*PROBLEM DESCRIPTION*
Quote the whole listing word for word, please.

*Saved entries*

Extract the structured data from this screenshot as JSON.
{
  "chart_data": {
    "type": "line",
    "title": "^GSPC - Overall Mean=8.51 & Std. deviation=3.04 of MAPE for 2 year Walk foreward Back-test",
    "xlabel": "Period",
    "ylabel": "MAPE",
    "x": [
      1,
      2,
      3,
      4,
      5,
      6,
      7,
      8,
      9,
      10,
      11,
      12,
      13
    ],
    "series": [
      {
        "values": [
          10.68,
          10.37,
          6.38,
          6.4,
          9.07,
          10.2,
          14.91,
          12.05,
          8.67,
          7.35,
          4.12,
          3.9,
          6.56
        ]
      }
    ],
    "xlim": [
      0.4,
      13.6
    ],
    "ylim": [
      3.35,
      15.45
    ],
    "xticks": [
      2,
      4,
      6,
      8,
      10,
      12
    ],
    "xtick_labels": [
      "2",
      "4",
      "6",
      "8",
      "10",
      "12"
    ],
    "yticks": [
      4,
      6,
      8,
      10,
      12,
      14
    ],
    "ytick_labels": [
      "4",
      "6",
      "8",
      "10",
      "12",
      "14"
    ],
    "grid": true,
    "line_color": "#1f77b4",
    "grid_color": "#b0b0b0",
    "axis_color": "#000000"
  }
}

*RIGHT ANSWER*
Extract the structured data from this screenshot as JSON.
{
  "chart_data": {
    "type": "line",
    "title": "^GSPC - Overall Mean=8.51 & Std. deviation=3.04 of MAPE for 2 year Walk foreward Back-test",
    "xlabel": "Period",
    "ylabel": "MAPE",
    "x": [
      1,
      2,
      3,
      4,
      5,
      6,
      7,
      8,
      9,
      10,
      11,
      12,
      13
    ],
    "series": [
      {
        "values": [
          10.68,
          10.37,
          6.38,
          6.4,
          9.07,
          10.2,
          14.91,
          12.05,
          8.67,
          7.35,
          4.12,
          3.9,
          6.56
        ]
      }
    ],
    "xlim": [
      0.4,
      13.6
    ],
    "ylim": [
      3.35,
      15.45
    ],
    "xticks": [
      2,
      4,
      6,
      8,
      10,
      12
    ],
    "xtick_labels": [
      "2",
      "4",
      "6",
      "8",
      "10",
      "12"
    ],
    "yticks": [
      4,
      6,
      8,
      10,
      12,
      14
    ],
    "ytick_labels": [
      "4",
      "6",
      "8",
      "10",
      "12",
      "14"
    ],
    "grid": true,
    "line_color": "#1f77b4",
    "grid_color": "#b0b0b0",
    "axis_color": "#000000"
  }
}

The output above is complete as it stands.